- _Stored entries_
<<<<

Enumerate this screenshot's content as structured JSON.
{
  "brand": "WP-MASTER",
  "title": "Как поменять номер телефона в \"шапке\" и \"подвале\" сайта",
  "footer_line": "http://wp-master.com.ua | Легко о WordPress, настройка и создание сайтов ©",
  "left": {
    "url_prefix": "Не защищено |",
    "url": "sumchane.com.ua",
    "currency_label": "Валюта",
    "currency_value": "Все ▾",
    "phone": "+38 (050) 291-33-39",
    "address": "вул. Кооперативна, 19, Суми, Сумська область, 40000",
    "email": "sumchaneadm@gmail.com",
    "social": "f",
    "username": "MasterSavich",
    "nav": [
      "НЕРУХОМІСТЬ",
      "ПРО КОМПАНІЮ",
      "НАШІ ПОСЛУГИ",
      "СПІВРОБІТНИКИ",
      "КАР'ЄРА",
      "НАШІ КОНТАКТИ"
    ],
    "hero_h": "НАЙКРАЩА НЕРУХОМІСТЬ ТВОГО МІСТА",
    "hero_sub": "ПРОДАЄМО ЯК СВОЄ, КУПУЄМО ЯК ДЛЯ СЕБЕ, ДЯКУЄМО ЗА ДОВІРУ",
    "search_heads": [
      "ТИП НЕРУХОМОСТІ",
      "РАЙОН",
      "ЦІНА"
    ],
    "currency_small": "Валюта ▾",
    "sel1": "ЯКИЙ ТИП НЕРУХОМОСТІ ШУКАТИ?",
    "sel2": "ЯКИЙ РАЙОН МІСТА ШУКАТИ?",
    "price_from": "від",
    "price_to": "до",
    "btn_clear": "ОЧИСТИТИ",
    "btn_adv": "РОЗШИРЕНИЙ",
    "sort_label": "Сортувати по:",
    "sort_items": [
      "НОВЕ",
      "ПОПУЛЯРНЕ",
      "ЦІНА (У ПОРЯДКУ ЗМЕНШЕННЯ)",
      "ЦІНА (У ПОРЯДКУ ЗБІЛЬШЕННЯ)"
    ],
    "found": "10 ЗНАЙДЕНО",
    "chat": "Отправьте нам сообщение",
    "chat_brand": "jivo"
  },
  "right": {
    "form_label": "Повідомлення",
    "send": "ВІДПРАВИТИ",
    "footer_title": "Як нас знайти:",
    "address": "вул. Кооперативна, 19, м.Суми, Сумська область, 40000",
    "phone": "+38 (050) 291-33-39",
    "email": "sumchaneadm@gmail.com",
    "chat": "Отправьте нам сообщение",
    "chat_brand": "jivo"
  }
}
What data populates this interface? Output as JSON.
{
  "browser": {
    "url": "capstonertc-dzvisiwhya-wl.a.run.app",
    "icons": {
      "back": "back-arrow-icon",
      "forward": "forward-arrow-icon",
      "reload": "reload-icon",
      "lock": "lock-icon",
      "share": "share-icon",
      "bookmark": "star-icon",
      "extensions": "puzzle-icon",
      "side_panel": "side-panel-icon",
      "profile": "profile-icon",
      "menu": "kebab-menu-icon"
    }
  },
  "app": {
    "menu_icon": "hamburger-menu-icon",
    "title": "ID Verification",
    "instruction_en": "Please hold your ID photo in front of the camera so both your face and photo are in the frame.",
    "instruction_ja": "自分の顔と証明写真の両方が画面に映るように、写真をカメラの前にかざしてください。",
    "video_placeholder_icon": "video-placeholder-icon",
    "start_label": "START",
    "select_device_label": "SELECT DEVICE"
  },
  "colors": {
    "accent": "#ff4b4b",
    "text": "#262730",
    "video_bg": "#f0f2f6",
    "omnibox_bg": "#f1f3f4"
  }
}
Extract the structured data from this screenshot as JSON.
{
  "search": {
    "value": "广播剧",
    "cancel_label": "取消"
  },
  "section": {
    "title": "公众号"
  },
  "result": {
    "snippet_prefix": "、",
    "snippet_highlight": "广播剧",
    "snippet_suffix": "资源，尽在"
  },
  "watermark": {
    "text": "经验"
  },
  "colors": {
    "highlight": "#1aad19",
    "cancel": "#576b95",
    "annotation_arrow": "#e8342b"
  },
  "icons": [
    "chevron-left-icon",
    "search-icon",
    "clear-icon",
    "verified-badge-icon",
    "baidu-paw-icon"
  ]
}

>>>>

Write out every line of the data that holds the word "МІСТА".

- _THE REPLY_
    "hero_h": "НАЙКРАЩА НЕРУХОМІСТЬ ТВОГО МІСТА",
    "sel2": "ЯКИЙ РАЙОН МІСТА ШУКАТИ?",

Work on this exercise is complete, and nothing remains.